__Set problem__: Set out the lines of the listing from the one containing "itemize the components" through the one containing "Point: [198, 281, 221, 295]", both included, as a numbered list with any blank lines left out.

__Data extract__:
>> BEGIN

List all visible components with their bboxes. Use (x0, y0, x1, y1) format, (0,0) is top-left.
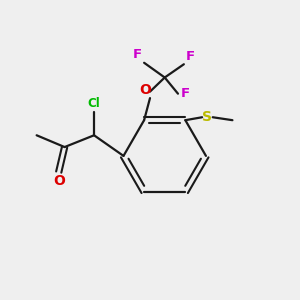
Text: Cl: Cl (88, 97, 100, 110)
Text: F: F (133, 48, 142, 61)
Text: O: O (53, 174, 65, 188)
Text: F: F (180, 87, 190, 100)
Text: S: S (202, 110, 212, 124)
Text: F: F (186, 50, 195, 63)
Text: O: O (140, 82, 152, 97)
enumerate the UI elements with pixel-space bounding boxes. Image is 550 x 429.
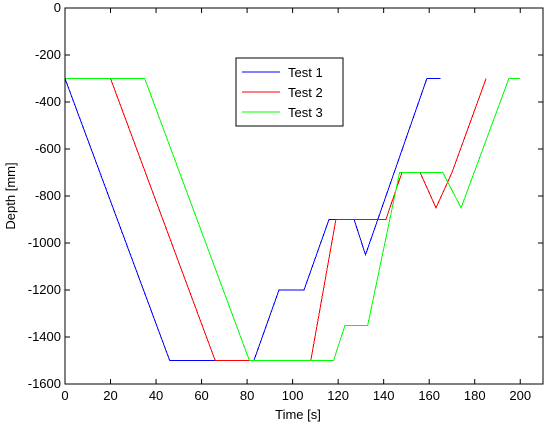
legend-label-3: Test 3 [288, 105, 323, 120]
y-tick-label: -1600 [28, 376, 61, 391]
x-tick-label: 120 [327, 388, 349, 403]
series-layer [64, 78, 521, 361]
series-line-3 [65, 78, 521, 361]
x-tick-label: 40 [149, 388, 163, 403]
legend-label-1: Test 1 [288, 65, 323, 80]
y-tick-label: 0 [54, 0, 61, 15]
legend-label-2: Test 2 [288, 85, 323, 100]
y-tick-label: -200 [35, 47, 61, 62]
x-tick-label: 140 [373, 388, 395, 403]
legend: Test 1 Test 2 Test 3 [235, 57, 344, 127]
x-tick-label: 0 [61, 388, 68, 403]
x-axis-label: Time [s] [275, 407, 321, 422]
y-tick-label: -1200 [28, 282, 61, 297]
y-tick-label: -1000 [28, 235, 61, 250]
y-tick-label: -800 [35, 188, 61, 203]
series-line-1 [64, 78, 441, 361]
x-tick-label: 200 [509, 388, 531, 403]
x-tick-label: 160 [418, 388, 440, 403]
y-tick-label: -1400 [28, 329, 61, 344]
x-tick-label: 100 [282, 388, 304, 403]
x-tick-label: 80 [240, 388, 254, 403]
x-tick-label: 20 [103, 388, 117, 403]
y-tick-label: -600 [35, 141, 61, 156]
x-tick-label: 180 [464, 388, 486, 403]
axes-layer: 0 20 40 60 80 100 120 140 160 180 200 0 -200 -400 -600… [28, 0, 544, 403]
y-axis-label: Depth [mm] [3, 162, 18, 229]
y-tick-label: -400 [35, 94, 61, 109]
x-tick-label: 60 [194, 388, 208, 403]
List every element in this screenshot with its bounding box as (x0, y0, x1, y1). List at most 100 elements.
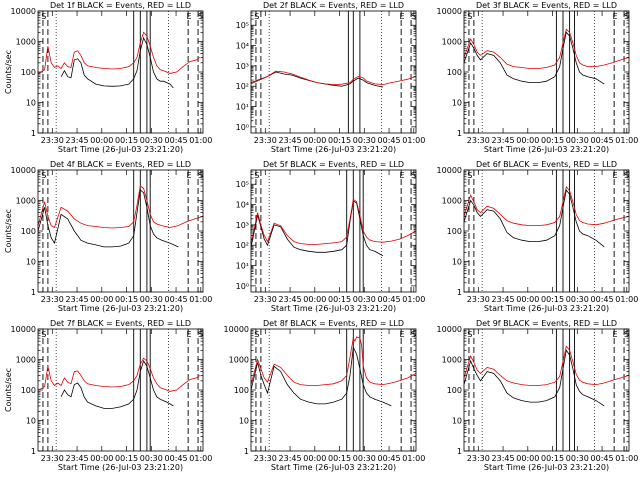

>> END
>> BEGIN

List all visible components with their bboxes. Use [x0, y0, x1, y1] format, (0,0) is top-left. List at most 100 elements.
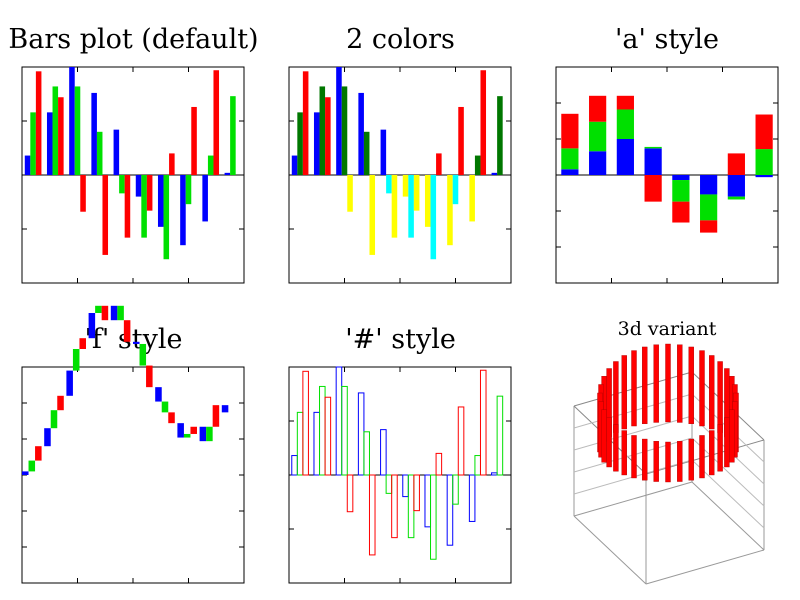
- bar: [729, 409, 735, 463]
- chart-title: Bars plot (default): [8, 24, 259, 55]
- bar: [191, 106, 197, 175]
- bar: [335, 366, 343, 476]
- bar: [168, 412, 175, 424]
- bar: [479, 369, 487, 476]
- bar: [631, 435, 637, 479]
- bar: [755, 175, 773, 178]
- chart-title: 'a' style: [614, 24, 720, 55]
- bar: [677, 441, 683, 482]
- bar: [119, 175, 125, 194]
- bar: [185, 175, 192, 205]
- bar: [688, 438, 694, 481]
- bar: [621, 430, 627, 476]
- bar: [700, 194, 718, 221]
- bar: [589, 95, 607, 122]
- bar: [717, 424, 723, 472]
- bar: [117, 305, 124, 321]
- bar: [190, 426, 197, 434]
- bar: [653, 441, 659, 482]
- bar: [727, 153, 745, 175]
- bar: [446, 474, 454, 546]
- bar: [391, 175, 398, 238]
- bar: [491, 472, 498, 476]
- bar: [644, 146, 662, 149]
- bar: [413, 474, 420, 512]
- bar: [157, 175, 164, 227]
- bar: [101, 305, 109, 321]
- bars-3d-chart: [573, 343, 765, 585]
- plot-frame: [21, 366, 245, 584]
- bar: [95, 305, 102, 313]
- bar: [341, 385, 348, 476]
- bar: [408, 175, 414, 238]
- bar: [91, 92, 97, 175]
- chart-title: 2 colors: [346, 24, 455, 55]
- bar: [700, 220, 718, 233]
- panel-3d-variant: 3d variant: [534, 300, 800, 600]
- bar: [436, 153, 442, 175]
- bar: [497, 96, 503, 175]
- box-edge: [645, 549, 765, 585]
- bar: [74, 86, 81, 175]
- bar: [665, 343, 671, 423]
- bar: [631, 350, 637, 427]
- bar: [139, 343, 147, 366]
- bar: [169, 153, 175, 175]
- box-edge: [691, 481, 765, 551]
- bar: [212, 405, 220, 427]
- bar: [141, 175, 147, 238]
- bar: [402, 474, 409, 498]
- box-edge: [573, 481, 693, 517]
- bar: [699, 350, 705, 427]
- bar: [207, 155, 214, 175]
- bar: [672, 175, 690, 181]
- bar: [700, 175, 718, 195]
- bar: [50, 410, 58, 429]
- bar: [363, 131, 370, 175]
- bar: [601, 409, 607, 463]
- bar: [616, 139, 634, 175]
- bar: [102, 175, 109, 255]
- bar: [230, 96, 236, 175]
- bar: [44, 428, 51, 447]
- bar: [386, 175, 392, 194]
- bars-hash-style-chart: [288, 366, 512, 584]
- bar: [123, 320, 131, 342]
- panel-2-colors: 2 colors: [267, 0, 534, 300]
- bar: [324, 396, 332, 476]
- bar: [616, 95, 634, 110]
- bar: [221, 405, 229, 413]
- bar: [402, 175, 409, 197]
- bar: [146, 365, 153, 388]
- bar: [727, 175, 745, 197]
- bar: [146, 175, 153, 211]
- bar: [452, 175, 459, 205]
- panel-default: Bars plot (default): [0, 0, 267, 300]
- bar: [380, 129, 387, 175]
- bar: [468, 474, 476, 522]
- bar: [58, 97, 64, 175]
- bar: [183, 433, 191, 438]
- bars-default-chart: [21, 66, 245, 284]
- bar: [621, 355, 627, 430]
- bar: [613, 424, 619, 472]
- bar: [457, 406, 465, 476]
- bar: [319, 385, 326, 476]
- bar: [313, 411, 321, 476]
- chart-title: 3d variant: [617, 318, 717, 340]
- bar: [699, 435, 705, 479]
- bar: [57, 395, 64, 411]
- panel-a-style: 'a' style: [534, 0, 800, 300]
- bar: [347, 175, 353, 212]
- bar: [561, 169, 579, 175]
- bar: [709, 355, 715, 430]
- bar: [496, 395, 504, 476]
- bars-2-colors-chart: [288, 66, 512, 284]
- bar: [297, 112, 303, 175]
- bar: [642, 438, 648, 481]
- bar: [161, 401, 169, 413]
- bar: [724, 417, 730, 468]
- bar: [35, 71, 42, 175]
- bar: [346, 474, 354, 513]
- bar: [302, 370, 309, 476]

>> END
>> BEGIN

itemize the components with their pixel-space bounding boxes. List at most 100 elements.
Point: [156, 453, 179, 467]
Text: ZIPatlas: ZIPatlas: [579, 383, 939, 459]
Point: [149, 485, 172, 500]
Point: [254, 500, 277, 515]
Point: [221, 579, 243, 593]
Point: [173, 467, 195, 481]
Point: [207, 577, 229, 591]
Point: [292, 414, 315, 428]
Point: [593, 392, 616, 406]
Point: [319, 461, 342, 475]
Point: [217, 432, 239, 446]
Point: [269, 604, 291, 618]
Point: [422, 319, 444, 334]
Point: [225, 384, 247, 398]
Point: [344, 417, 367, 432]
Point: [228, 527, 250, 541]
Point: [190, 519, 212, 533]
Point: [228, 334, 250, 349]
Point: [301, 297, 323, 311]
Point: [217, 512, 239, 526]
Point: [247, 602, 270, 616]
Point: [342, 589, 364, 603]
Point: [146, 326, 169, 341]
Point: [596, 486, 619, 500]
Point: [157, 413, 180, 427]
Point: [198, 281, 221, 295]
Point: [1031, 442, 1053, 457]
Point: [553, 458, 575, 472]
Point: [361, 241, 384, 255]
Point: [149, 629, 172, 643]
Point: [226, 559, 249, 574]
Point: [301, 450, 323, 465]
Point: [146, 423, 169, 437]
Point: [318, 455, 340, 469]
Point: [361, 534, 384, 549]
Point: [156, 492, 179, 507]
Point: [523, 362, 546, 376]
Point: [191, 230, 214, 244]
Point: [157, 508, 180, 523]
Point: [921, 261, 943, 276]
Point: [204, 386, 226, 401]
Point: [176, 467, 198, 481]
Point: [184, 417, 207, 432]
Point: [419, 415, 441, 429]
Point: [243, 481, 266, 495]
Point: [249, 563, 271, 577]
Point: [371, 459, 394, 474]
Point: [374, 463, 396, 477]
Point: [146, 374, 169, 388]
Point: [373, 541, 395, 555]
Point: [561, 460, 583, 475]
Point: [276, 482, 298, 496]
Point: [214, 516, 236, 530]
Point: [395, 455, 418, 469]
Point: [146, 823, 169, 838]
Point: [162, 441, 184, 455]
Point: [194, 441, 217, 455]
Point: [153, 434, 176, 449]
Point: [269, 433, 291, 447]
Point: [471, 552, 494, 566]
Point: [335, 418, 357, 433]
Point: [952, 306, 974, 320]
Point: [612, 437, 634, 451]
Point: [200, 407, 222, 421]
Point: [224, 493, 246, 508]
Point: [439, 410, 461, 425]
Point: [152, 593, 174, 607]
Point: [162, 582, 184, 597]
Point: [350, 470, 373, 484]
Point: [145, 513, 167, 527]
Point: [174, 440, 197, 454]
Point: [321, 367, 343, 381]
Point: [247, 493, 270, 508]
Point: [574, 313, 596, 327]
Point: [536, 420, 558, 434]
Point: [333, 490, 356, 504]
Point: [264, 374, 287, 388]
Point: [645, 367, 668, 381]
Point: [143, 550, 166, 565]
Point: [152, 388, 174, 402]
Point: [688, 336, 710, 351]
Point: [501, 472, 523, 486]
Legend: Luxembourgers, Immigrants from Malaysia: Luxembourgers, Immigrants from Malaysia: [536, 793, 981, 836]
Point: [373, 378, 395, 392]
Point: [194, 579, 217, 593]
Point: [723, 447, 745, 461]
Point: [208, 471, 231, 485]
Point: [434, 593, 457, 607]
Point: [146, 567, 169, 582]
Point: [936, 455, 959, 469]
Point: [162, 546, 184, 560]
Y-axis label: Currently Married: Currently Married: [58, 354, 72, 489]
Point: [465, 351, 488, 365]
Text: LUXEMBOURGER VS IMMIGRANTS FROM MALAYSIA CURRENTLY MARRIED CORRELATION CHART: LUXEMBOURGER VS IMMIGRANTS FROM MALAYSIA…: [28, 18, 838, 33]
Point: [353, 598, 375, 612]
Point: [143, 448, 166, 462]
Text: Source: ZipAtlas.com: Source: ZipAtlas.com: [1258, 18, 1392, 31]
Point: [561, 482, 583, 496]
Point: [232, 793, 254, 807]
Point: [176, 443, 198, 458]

>> END

__The completed task__:
1. itemize the components with their pixel-space bounding boxes. List at most 100 elements.
2. Point: [156, 453, 179, 467]
3. Text: ZIPatlas: ZIPatlas: [579, 383, 939, 459]
4. Point: [149, 485, 172, 500]
5. Point: [254, 500, 277, 515]
6. Point: [221, 579, 243, 593]
7. Point: [173, 467, 195, 481]
8. Point: [207, 577, 229, 591]
9. Point: [292, 414, 315, 428]
10. Point: [593, 392, 616, 406]
11. Point: [319, 461, 342, 475]
12. Point: [217, 432, 239, 446]
13. Point: [269, 604, 291, 618]
14. Point: [422, 319, 444, 334]
15. Point: [225, 384, 247, 398]
16. Point: [344, 417, 367, 432]
17. Point: [228, 527, 250, 541]
18. Point: [190, 519, 212, 533]
19. Point: [228, 334, 250, 349]
20. Point: [301, 297, 323, 311]
21. Point: [217, 512, 239, 526]
22. Point: [247, 602, 270, 616]
23. Point: [342, 589, 364, 603]
24. Point: [146, 326, 169, 341]
25. Point: [596, 486, 619, 500]
26. Point: [157, 413, 180, 427]
27. Point: [198, 281, 221, 295]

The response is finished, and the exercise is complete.